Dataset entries
-- Start --

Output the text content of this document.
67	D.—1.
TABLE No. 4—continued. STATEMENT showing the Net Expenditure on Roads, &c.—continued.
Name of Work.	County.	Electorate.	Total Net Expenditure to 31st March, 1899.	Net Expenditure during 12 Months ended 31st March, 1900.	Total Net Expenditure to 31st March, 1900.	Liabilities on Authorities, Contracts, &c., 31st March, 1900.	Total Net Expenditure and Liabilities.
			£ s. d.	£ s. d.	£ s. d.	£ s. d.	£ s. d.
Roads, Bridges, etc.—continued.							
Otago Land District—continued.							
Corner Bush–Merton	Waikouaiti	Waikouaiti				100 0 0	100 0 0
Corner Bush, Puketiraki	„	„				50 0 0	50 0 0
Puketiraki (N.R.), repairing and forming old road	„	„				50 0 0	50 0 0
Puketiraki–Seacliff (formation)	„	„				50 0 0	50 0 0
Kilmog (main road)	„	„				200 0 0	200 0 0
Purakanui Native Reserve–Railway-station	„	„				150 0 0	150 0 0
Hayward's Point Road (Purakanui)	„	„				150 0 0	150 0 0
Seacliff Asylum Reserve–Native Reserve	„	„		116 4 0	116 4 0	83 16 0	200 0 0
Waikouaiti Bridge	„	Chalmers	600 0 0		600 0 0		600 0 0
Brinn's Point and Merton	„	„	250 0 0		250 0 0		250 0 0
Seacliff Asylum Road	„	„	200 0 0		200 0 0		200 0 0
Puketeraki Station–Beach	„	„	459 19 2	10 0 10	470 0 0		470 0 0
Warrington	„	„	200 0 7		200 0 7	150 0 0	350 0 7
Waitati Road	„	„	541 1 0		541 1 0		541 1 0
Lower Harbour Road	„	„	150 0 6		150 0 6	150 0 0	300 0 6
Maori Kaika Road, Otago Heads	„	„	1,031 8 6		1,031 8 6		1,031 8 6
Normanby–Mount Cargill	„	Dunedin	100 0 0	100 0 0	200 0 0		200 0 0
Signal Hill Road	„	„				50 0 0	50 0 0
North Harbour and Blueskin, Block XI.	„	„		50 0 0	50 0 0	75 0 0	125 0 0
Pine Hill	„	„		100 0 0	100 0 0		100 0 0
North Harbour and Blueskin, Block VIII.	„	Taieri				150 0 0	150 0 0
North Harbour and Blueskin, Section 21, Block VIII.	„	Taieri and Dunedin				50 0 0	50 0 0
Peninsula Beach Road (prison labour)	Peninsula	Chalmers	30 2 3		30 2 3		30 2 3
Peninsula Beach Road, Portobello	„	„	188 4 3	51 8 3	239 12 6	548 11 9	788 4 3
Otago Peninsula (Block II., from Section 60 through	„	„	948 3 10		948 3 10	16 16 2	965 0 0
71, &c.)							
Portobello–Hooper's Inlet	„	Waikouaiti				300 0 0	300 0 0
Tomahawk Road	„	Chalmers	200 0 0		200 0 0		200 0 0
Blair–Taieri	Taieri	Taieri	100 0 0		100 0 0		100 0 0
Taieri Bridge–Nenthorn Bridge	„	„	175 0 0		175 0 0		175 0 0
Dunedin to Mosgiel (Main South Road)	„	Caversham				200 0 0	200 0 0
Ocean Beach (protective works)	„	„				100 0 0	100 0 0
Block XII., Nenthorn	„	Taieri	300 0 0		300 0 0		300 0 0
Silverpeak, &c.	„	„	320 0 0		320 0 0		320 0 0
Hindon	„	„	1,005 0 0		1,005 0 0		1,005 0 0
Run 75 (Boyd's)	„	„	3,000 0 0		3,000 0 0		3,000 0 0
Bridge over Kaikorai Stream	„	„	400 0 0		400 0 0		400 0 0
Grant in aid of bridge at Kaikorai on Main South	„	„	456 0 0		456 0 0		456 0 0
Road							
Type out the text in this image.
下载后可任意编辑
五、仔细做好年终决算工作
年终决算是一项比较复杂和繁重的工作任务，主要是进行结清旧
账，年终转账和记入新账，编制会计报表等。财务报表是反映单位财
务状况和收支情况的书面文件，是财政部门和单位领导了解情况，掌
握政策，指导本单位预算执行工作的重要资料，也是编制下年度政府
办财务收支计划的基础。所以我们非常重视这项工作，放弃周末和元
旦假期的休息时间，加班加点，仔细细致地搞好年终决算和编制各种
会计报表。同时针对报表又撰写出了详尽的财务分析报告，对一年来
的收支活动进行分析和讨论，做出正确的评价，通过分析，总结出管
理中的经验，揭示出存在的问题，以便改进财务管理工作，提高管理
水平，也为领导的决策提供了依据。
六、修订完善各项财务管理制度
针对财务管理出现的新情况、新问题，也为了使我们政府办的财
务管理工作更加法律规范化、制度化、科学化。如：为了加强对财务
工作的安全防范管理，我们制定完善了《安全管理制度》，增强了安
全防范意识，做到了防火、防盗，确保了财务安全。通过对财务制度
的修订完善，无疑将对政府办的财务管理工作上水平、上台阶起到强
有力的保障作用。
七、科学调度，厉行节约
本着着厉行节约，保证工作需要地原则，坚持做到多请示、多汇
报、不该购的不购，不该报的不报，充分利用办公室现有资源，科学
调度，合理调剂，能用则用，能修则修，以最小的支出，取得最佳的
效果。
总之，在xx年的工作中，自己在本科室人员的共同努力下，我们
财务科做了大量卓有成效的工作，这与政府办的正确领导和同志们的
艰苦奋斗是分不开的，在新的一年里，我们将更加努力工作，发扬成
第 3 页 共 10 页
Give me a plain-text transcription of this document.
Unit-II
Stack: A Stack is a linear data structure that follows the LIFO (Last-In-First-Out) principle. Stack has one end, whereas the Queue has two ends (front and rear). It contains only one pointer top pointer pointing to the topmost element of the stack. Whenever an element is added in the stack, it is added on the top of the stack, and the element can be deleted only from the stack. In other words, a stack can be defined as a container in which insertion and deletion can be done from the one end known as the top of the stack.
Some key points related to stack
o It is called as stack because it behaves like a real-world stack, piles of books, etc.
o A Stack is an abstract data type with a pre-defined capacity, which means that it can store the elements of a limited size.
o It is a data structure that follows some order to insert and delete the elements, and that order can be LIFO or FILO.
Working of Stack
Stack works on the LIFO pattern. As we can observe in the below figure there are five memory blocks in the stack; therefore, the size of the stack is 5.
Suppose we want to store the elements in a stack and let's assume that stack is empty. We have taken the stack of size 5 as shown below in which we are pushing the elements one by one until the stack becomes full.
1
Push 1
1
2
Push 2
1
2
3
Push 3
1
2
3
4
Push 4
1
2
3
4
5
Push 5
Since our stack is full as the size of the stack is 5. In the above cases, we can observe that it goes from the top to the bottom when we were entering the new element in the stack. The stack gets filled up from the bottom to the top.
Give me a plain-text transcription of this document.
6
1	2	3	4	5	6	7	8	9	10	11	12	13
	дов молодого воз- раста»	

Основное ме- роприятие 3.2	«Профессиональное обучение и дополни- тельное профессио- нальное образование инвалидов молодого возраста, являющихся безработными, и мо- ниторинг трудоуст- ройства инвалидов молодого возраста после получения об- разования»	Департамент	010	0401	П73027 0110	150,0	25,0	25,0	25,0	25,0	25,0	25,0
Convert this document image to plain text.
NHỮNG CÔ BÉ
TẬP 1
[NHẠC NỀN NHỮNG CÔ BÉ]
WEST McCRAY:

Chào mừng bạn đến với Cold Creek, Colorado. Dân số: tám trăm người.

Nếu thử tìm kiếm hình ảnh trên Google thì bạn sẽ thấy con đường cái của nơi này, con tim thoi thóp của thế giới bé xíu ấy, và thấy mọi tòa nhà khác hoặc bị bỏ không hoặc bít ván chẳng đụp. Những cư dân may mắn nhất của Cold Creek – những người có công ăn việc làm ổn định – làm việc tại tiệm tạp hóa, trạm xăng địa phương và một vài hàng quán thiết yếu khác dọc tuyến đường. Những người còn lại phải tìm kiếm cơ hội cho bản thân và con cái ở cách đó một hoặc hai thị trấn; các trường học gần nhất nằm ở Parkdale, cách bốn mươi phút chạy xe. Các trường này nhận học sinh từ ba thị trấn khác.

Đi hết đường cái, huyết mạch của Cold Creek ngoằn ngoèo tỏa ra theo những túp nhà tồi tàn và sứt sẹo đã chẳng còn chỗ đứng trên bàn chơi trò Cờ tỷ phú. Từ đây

-- End --

■ **Objective**:
Check every line of the data, and copy the ones that contain "Waikouaiti".

■ **Final answer**:
Corner Bush–Merton	Waikouaiti	Waikouaiti				100 0 0	100 0 0
Waikouaiti Bridge	„	Chalmers	600 0 0		600 0 0		600 0 0
Portobello–Hooper's Inlet	„	Waikouaiti				300 0 0	300 0 0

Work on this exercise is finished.